**Work instructions:** Every entry that follows needs to be repeated exactly.
------------------------------
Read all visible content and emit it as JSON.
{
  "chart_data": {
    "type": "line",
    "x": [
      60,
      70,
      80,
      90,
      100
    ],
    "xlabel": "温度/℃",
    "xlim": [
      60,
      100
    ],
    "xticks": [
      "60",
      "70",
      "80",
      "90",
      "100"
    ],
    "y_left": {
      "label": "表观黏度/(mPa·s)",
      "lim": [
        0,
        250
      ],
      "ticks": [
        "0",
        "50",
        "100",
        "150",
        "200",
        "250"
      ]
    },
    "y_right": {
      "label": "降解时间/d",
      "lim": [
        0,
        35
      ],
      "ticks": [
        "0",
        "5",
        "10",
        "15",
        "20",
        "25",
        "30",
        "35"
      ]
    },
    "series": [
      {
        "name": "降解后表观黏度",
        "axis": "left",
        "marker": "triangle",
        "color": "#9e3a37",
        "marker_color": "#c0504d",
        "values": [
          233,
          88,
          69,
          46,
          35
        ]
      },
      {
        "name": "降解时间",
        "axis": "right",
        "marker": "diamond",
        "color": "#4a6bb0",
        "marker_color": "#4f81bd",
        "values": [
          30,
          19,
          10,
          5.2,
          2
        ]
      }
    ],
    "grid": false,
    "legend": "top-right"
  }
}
------------------------------
**Task result:**
Read all visible content and emit it as JSON.
{
  "chart_data": {
    "type": "line",
    "x": [
      60,
      70,
      80,
      90,
      100
    ],
    "xlabel": "温度/℃",
    "xlim": [
      60,
      100
    ],
    "xticks": [
      "60",
      "70",
      "80",
      "90",
      "100"
    ],
    "y_left": {
      "label": "表观黏度/(mPa·s)",
      "lim": [
        0,
        250
      ],
      "ticks": [
        "0",
        "50",
        "100",
        "150",
        "200",
        "250"
      ]
    },
    "y_right": {
      "label": "降解时间/d",
      "lim": [
        0,
        35
      ],
      "ticks": [
        "0",
        "5",
        "10",
        "15",
        "20",
        "25",
        "30",
        "35"
      ]
    },
    "series": [
      {
        "name": "降解后表观黏度",
        "axis": "left",
        "marker": "triangle",
        "color": "#9e3a37",
        "marker_color": "#c0504d",
        "values": [
          233,
          88,
          69,
          46,
          35
        ]
      },
      {
        "name": "降解时间",
        "axis": "right",
        "marker": "diamond",
        "color": "#4a6bb0",
        "marker_color": "#4f81bd",
        "values": [
          30,
          19,
          10,
          5.2,
          2
        ]
      }
    ],
    "grid": false,
    "legend": "top-right"
  }
}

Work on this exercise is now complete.